Task statement: Collect all the lines that mention the word "gerechtigkeit".

## BEGIN Material supplied

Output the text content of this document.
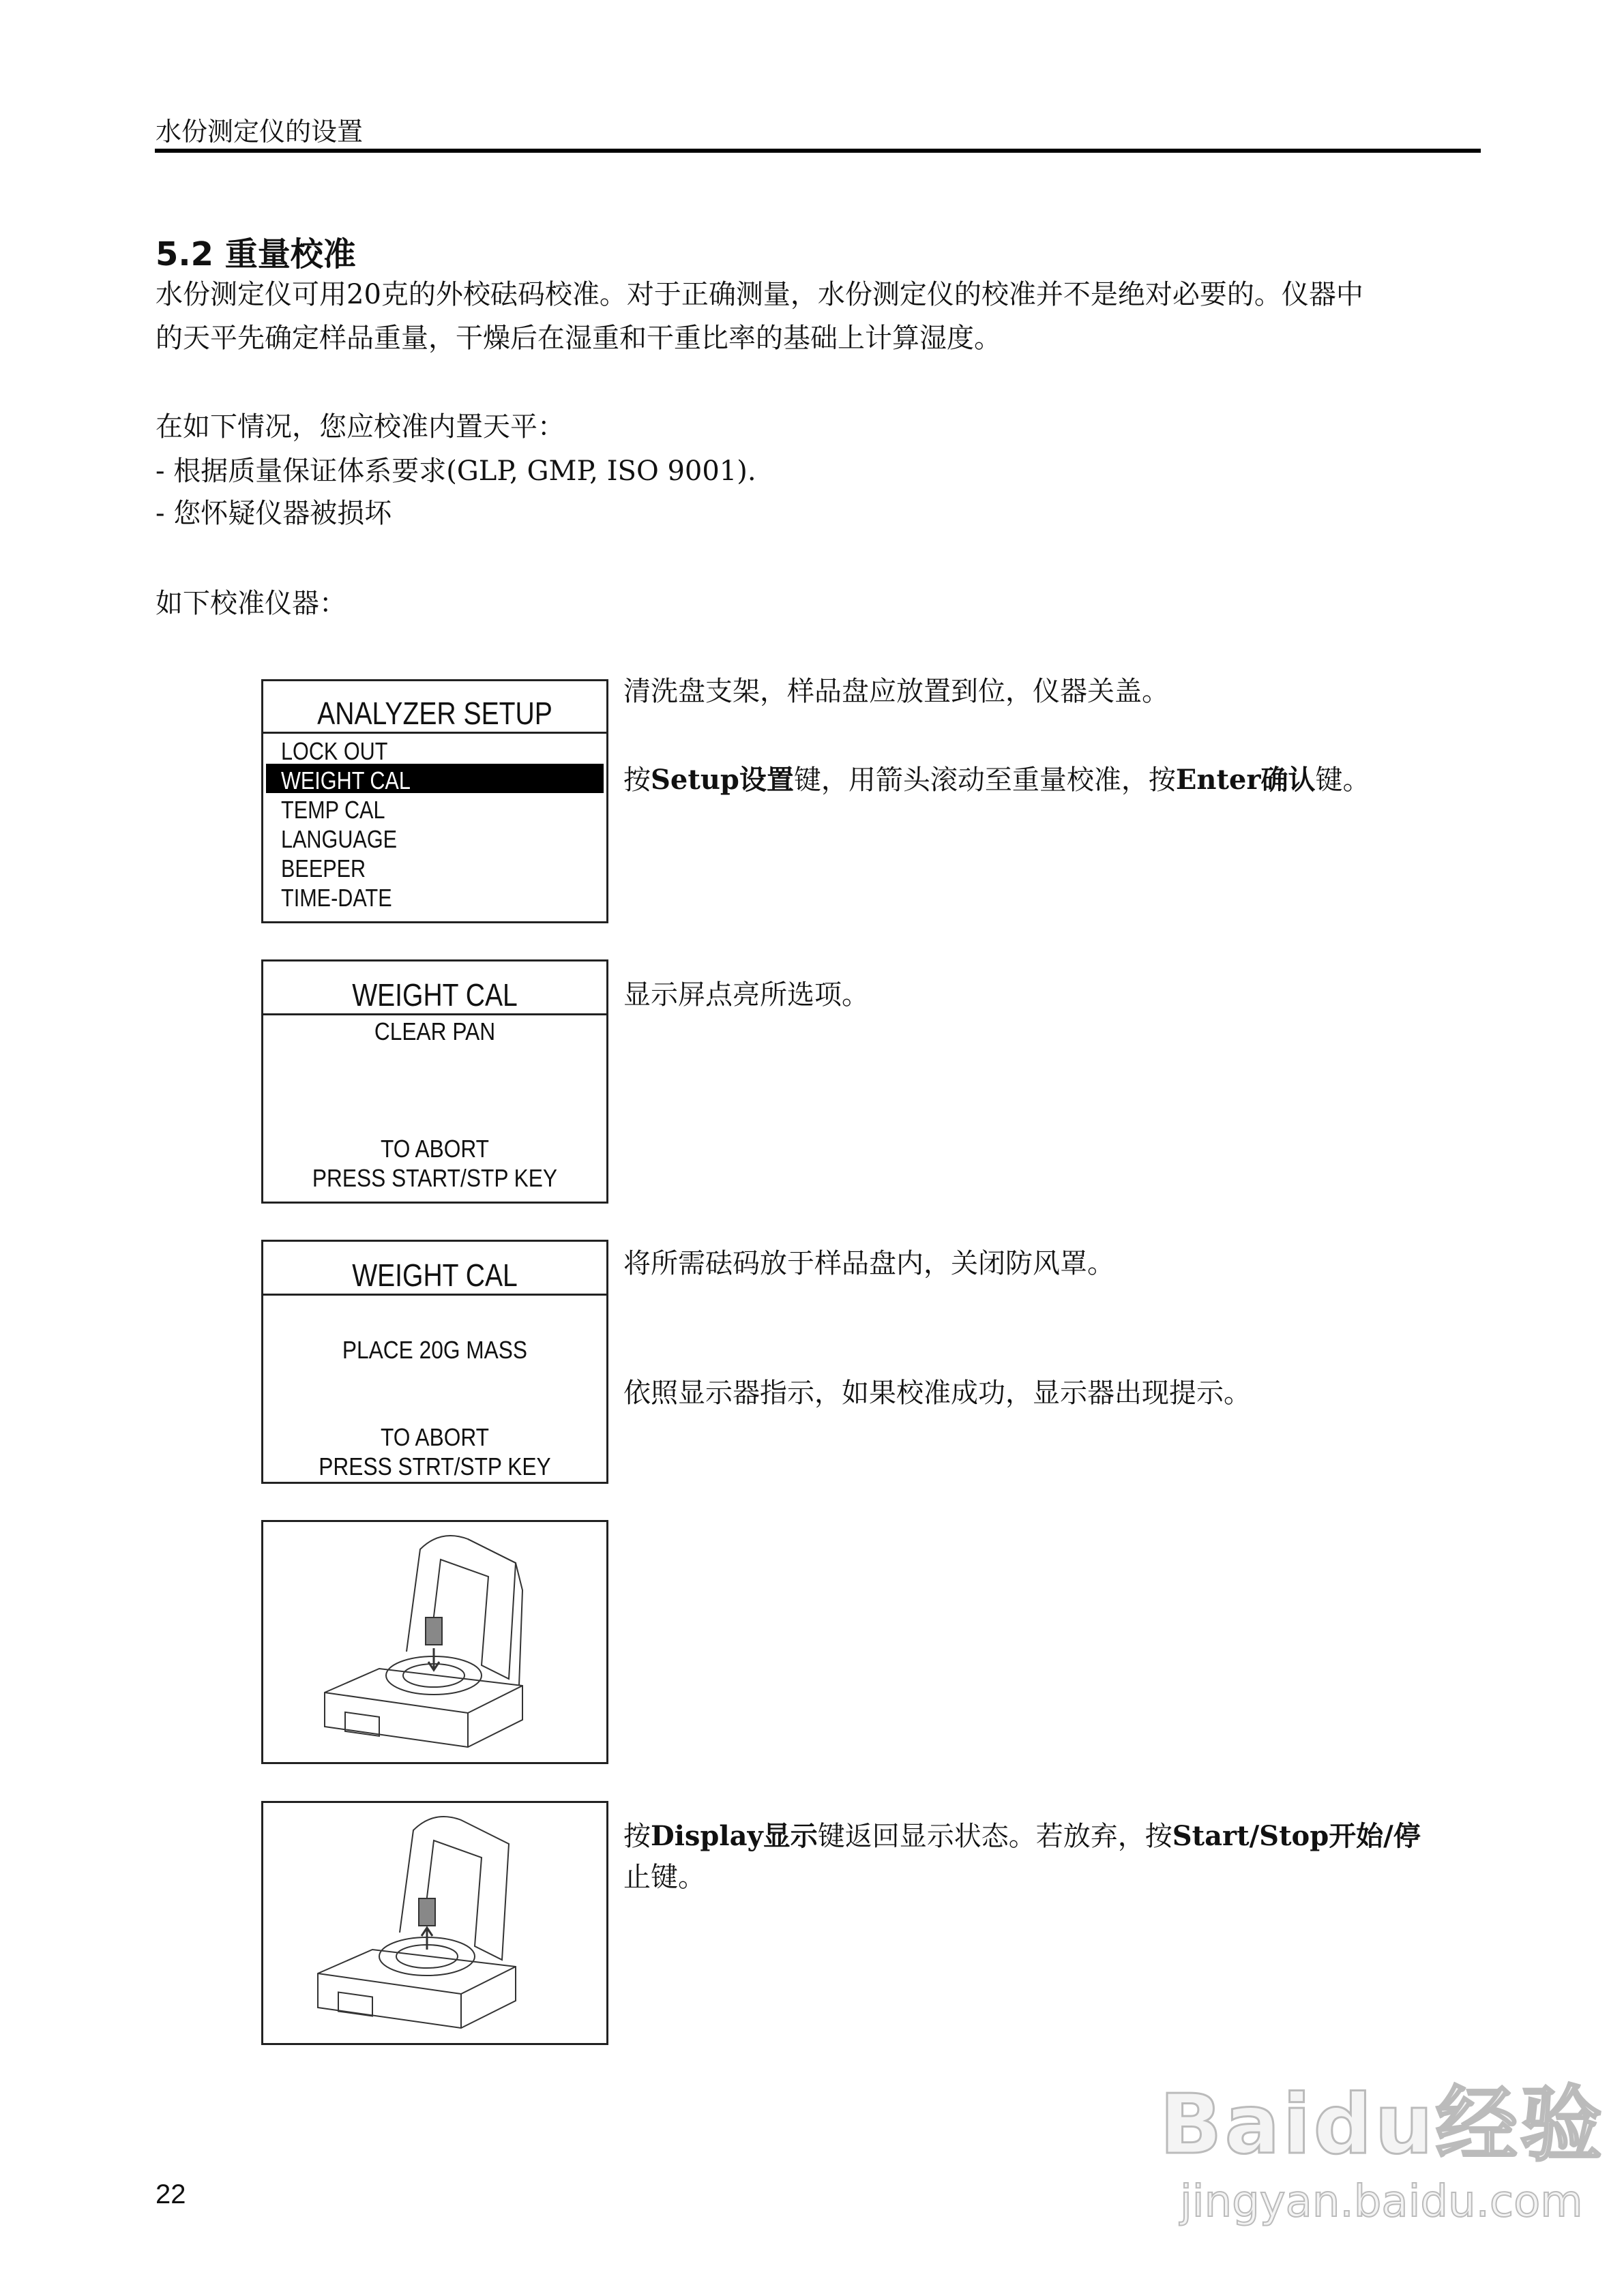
水份测定仪的设置
5.2 重量校准
水份测定仪可用20克的外校砝码校准。对于正确测量，水份测定仪的校准并不是绝对必要的。仪器中
的天平先确定样品重量，干燥后在湿重和干重比率的基础上计算湿度。
在如下情况，您应校准内置天平：
- 根据质量保证体系要求(GLP, GMP, ISO 9001).
- 您怀疑仪器被损坏
如下校准仪器：
ANALYZER SETUP
LOCK OUT
WEIGHT CAL
TEMP CAL
LANGUAGE
BEEPER
TIME-DATE
清洗盘支架，样品盘应放置到位，仪器关盖。
按Setup设置键，用箭头滚动至重量校准，按Enter确认键。
WEIGHT CAL
CLEAR PAN
TO ABORT
PRESS START/STP KEY
显示屏点亮所选项。
WEIGHT CAL
PLACE 20G MASS
TO ABORT
PRESS STRT/STP KEY
将所需砝码放于样品盘内，关闭防风罩。
依照显示器指示，如果校准成功，显示器出现提示。
按Display显示键返回显示状态。若放弃，按Start/Stop开始/停
止键。
22
Baidu经验
jingyan.baidu.com
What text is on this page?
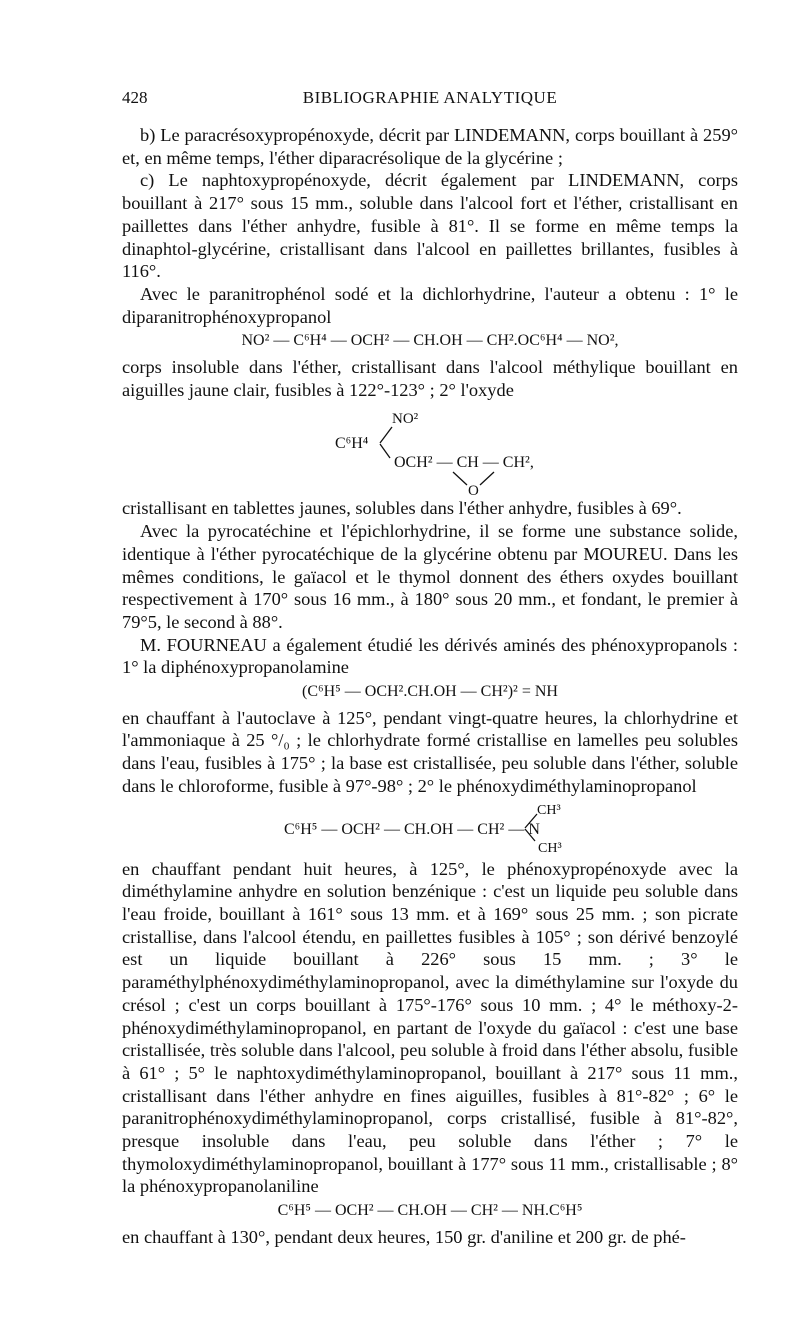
428	BIBLIOGRAPHIE ANALYTIQUE

b) Le paracrésoxypropénoxyde, décrit par LINDEMANN, corps bouillant à 259° et, en même temps, l'éther diparacrésolique de la glycérine ;

c) Le naphtoxypropénoxyde, décrit également par LINDEMANN, corps bouillant à 217° sous 15 mm., soluble dans l'alcool fort et l'éther, cristallisant en paillettes dans l'éther anhydre, fusible à 81°. Il se forme en même temps la dinaphtol-glycérine, cristallisant dans l'alcool en paillettes brillantes, fusibles à 116°.

Avec le paranitrophénol sodé et la dichlorhydrine, l'auteur a obtenu : 1° le diparanitrophénoxypropanol

NO² — C⁶H⁴ — OCH² — CH.OH — CH².OC⁶H⁴ — NO²,

corps insoluble dans l'éther, cristallisant dans l'alcool méthylique bouillant en aiguilles jaune clair, fusibles à 122°-123° ; 2° l'oxyde

C⁶H⁴
NO²
OCH² — CH — CH²,
O

cristallisant en tablettes jaunes, solubles dans l'éther anhydre, fusibles à 69°.

Avec la pyrocatéchine et l'épichlorhydrine, il se forme une substance solide, identique à l'éther pyrocatéchique de la glycérine obtenu par MOUREU. Dans les mêmes conditions, le gaïacol et le thymol donnent des éthers oxydes bouillant respectivement à 170° sous 16 mm., à 180° sous 20 mm., et fondant, le premier à 79°5, le second à 88°.

M. FOURNEAU a également étudié les dérivés aminés des phénoxypropanols : 1° la diphénoxypropanolamine

(C⁶H⁵ — OCH².CH.OH — CH²)² = NH

en chauffant à l'autoclave à 125°, pendant vingt-quatre heures, la chlorhydrine et l'ammoniaque à 25 °/₀ ; le chlorhydrate formé cristallise en lamelles peu solubles dans l'eau, fusibles à 175° ; la base est cristallisée, peu soluble dans l'éther, soluble dans le chloroforme, fusible à 97°-98° ; 2° le phénoxydiméthylaminopropanol

C⁶H⁵ — OCH² — CH.OH — CH² — N
CH³
CH³

en chauffant pendant huit heures, à 125°, le phénoxypropénoxyde avec la diméthylamine anhydre en solution benzénique : c'est un liquide peu soluble dans l'eau froide, bouillant à 161° sous 13 mm. et à 169° sous 25 mm. ; son picrate cristallise, dans l'alcool étendu, en paillettes fusibles à 105° ; son dérivé benzoylé est un liquide bouillant à 226° sous 15 mm. ; 3° le paraméthylphénoxydiméthylaminopropanol, avec la diméthylamine sur l'oxyde du crésol ; c'est un corps bouillant à 175°-176° sous 10 mm. ; 4° le méthoxy-2-phénoxydiméthylaminopropanol, en partant de l'oxyde du gaïacol : c'est une base cristallisée, très soluble dans l'alcool, peu soluble à froid dans l'éther absolu, fusible à 61° ; 5° le naphtoxydiméthylaminopropanol, bouillant à 217° sous 11 mm., cristallisant dans l'éther anhydre en fines aiguilles, fusibles à 81°-82° ; 6° le paranitrophénoxydiméthylaminopropanol, corps cristallisé, fusible à 81°-82°, presque insoluble dans l'eau, peu soluble dans l'éther ; 7° le thymoloxydiméthylaminopropanol, bouillant à 177° sous 11 mm., cristallisable ; 8° la phénoxypropanolaniline

C⁶H⁵ — OCH² — CH.OH — CH² — NH.C⁶H⁵

en chauffant à 130°, pendant deux heures, 150 gr. d'aniline et 200 gr. de phé-
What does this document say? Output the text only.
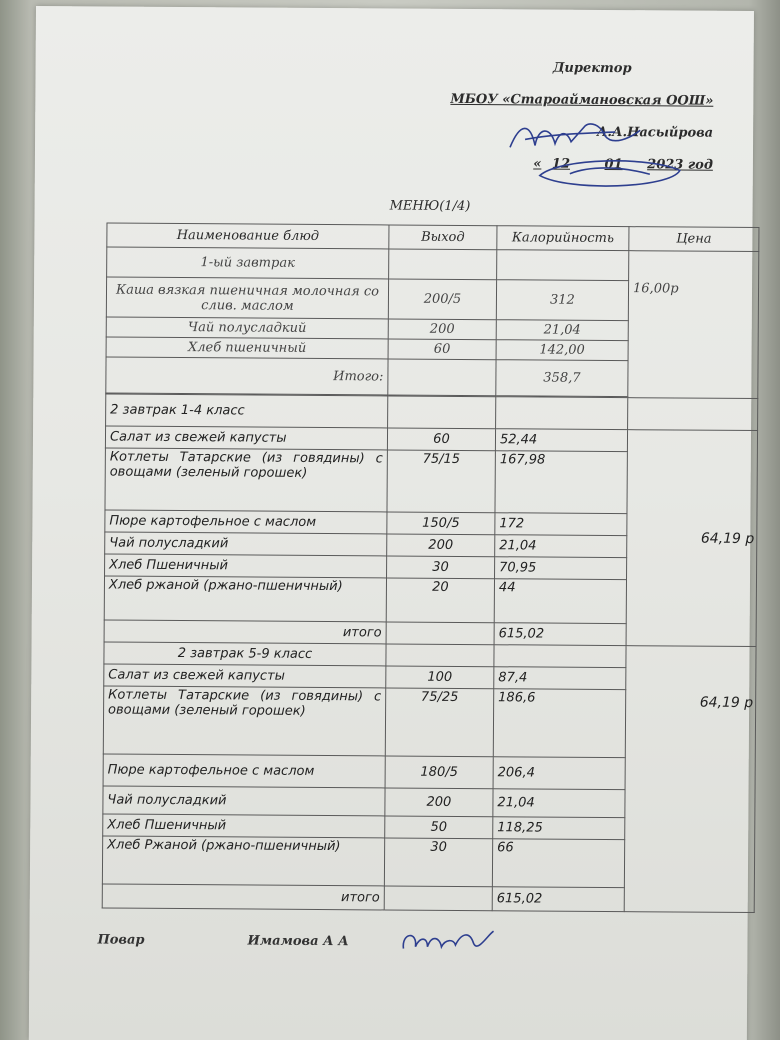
Директор
МБОУ «Староаймановская ООШ»
А.А.Насыйрова
« 12	01 2023 год
МЕНЮ(1/4)
Наименование блюд	Выход	Калорийность	Цена
1-ый завтрак			16,00р
Каша вязкая пшеничная молочная со слив. маслом	200/5	312	
Чай полусладкий	200	21,04	
Хлеб пшеничный	60	142,00	
Итого:		358,7	

2 завтрак 1-4 класс			
Салат из свежей капусты	60	52,44	64,19 р
Котлеты Татарские (из говядины) с овощами (зеленый горошек)	75/15	167,98	
Пюре картофельное с маслом	150/5	172	
Чай полусладкий	200	21,04	
Хлеб Пшеничный	30	70,95	
Хлеб ржаной (ржано-пшеничный)	20	44	
итого		615,02	
2 завтрак 5-9 класс			64,19 р
Салат из свежей капусты	100	87,4	
Котлеты Татарские (из говядины) с овощами (зеленый горошек)	75/25	186,6	
Пюре картофельное с маслом	180/5	206,4	
Чай полусладкий	200	21,04	
Хлеб Пшеничный	50	118,25	
Хлеб Ржаной (ржано-пшеничный)	30	66	
итого		615,02	
Повар	Имамова А А
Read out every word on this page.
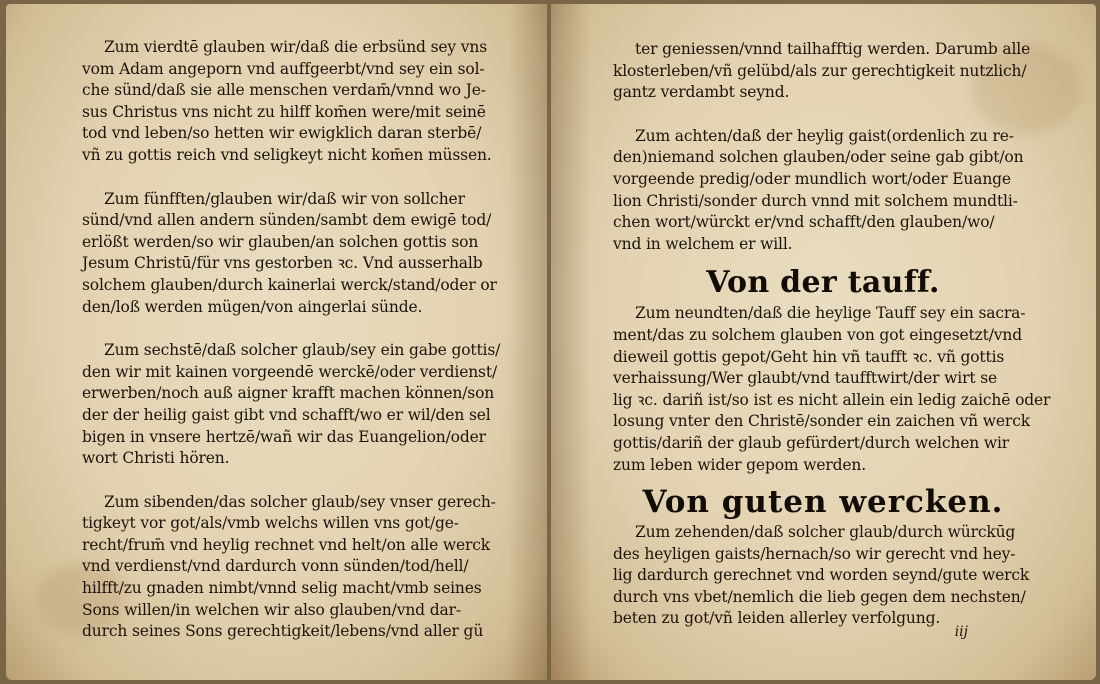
Zum vierdtē glauben wir/daß die erbsünd sey vns
vom Adam angeporn vnd auffgeerbt/vnd sey ein sol-
che sünd/daß sie alle menschen verdam̄/vnnd wo Je-
sus Christus vns nicht zu hilff kom̄en were/mit seinē
tod vnd leben/so hetten wir ewigklich daran sterbē/
vñ zu gottis reich vnd seligkeyt nicht kom̄en müssen.
Zum fünfften/glauben wir/daß wir von sollcher
sünd/vnd allen andern sünden/sambt dem ewigē tod/
erlößt werden/so wir glauben/an solchen gottis son
Jesum Christū/für vns gestorben ꝛc. Vnd ausserhalb
solchem glauben/durch kainerlai werck/stand/oder or
den/loß werden mügen/von aingerlai sünde.
Zum sechstē/daß solcher glaub/sey ein gabe gottis/
den wir mit kainen vorgeendē werckē/oder verdienst/
erwerben/noch auß aigner krafft machen können/son
der der heilig gaist gibt vnd schafft/wo er wil/den sel
bigen in vnsere hertzē/wañ wir das Euangelion/oder
wort Christi hören.
Zum sibenden/das solcher glaub/sey vnser gerech-
tigkeyt vor got/als/vmb welchs willen vns got/ge-
recht/frum̄ vnd heylig rechnet vnd helt/on alle werck
vnd verdienst/vnd dardurch vonn sünden/tod/hell/
hilfft/zu gnaden nimbt/vnnd selig macht/vmb seines
Sons willen/in welchen wir also glauben/vnd dar-
durch seines Sons gerechtigkeit/lebens/vnd aller gü
ter geniessen/vnnd tailhafftig werden. Darumb alle
klosterleben/vñ gelübd/als zur gerechtigkeit nutzlich/
gantz verdambt seynd.
Zum achten/daß der heylig gaist(ordenlich zu re-
den)niemand solchen glauben/oder seine gab gibt/on
vorgeende predig/oder mundlich wort/oder Euange
lion Christi/sonder durch vnnd mit solchem mundtli-
chen wort/würckt er/vnd schafft/den glauben/wo/
vnd in welchem er will.
Von der tauff.
Zum neundten/daß die heylige Tauff sey ein sacra-
ment/das zu solchem glauben von got eingesetzt/vnd
dieweil gottis gepot/Geht hin vñ taufft ꝛc. vñ gottis
verhaissung/Wer glaubt/vnd taufftwirt/der wirt se
lig ꝛc. dariñ ist/so ist es nicht allein ein ledig zaichē oder
losung vnter den Christē/sonder ein zaichen vñ werck
gottis/dariñ der glaub gefürdert/durch welchen wir
zum leben wider gepom werden.
Von guten wercken.
Zum zehenden/daß solcher glaub/durch würckūg
des heyligen gaists/hernach/so wir gerecht vnd hey-
lig dardurch gerechnet vnd worden seynd/gute werck
durch vns vbet/nemlich die lieb gegen dem nechsten/
beten zu got/vñ leiden allerley verfolgung.
iij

## END Material supplied

In response:
durch seines Sons gerechtigkeit/lebens/vnd aller gü
klosterleben/vñ gelübd/als zur gerechtigkeit nutzlich/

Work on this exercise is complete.